__Extracted records__.
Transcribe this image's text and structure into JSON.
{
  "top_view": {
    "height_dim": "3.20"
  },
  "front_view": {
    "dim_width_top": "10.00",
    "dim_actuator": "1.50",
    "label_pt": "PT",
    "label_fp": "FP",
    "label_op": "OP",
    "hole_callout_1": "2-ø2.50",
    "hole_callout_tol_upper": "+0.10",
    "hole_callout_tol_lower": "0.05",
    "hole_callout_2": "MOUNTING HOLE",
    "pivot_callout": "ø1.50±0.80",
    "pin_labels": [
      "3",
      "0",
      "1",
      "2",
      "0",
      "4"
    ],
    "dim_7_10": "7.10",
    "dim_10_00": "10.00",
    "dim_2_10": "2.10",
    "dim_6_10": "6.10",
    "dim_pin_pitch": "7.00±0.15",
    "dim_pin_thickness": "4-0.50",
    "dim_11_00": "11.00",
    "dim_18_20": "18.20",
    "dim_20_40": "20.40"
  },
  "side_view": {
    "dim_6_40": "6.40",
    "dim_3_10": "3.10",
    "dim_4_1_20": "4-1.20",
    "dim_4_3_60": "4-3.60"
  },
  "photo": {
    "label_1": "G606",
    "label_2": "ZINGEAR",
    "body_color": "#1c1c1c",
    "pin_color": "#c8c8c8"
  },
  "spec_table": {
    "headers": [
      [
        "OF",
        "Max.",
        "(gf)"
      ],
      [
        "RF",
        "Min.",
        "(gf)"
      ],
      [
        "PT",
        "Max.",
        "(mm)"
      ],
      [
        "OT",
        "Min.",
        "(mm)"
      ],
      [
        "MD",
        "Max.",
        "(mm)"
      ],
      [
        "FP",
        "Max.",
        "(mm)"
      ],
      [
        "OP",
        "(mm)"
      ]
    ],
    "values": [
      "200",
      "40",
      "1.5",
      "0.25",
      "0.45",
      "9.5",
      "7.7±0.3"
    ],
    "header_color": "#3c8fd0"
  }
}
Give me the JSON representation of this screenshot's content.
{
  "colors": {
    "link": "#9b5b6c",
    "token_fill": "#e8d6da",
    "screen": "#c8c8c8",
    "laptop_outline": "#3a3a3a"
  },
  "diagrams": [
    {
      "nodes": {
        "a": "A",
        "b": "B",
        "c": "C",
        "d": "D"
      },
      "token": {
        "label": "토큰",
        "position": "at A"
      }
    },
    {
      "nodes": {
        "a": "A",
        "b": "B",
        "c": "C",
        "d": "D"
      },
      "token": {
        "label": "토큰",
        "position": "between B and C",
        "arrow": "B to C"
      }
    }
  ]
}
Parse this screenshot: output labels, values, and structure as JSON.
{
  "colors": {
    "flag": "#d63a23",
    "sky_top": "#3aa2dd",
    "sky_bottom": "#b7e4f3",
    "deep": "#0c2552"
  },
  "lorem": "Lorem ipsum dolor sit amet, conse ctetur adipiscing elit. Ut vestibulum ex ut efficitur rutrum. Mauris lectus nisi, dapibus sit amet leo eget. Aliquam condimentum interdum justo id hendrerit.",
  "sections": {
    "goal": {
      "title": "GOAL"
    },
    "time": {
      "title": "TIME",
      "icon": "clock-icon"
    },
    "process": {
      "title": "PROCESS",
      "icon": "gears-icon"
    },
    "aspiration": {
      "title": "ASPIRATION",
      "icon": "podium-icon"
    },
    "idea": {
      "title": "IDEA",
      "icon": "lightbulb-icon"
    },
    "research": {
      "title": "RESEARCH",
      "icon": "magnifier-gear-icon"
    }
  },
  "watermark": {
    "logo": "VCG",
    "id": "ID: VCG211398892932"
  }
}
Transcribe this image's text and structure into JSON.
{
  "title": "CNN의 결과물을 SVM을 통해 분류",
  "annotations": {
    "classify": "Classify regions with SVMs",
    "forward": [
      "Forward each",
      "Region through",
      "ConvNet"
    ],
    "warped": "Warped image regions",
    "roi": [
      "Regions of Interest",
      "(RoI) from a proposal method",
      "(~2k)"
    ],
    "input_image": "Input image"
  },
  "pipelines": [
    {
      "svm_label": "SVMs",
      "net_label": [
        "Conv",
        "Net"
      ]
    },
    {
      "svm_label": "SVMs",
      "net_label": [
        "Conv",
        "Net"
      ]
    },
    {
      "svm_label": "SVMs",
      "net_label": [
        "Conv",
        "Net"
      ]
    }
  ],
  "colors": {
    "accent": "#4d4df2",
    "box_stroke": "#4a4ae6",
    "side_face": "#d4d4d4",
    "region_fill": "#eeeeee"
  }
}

__Given task__. Of the lines in the data, how many hold the string "this"? State the number, nothing else.

__Solution to the problem__. 4